#### [DATA FOR THIS TASK]
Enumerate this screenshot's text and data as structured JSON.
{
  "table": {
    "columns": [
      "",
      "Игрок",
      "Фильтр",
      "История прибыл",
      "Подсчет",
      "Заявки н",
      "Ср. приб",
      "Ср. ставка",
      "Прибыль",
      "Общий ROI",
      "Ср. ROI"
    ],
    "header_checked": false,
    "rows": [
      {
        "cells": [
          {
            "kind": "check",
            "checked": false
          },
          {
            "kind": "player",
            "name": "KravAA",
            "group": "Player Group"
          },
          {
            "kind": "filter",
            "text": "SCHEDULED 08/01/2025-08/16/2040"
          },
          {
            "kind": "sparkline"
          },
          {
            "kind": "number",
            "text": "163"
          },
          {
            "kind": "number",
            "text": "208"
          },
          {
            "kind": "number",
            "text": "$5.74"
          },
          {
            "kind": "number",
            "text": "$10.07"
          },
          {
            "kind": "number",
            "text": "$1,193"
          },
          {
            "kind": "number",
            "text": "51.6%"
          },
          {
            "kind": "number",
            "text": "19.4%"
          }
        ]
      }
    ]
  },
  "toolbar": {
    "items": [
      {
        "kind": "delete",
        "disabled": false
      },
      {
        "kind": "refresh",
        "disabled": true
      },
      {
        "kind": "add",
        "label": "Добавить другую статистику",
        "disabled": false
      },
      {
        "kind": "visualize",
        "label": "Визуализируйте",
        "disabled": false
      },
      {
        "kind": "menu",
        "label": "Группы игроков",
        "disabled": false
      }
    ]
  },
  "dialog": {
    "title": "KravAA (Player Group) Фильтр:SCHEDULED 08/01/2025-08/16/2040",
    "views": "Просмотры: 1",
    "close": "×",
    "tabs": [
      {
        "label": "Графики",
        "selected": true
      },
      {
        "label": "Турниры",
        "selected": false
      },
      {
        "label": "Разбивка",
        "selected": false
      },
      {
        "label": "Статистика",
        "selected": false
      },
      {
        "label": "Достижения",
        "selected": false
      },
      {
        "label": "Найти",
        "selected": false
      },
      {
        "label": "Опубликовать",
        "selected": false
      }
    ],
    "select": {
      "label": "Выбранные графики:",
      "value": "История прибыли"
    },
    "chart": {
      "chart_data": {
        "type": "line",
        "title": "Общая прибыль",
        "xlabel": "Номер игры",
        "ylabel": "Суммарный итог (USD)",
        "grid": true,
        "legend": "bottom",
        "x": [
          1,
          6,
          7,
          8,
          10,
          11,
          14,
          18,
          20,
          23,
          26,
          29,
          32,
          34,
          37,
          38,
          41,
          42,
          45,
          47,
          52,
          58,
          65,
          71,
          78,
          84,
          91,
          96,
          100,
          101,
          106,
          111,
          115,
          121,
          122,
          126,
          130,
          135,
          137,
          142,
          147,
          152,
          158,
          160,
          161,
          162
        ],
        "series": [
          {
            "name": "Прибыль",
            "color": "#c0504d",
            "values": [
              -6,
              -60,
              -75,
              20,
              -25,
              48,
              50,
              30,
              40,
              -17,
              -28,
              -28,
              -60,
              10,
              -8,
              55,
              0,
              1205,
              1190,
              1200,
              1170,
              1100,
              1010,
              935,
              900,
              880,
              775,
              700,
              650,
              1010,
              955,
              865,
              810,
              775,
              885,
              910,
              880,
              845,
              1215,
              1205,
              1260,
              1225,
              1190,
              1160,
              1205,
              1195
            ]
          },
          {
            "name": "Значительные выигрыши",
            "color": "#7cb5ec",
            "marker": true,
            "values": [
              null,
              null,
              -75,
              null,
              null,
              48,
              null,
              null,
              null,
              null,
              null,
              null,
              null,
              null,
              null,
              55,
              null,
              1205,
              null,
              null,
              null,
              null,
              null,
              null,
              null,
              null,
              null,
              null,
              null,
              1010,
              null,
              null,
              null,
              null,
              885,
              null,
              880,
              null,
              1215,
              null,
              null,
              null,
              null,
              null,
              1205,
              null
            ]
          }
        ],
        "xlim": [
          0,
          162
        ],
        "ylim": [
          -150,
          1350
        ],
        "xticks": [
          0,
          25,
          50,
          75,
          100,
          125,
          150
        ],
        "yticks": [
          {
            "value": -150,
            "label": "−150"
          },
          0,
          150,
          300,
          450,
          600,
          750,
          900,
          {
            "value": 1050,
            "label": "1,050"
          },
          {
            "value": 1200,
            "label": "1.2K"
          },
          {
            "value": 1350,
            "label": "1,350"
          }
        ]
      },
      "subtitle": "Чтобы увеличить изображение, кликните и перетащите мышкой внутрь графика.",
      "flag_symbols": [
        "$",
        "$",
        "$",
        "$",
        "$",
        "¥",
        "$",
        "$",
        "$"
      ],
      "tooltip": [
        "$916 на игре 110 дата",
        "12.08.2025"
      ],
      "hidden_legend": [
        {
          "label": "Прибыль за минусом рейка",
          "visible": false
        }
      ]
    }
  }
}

#### [WHAT YOU NEED TO DO]
Search the listing above for the string "SCHEDULED". Copy every line that contains it.

#### [SOLUTION FOR THIS TASK]
            "text": "SCHEDULED 08/01/2025-08/16/2040"
    "title": "KravAA (Player Group) Фильтр:SCHEDULED 08/01/2025-08/16/2040",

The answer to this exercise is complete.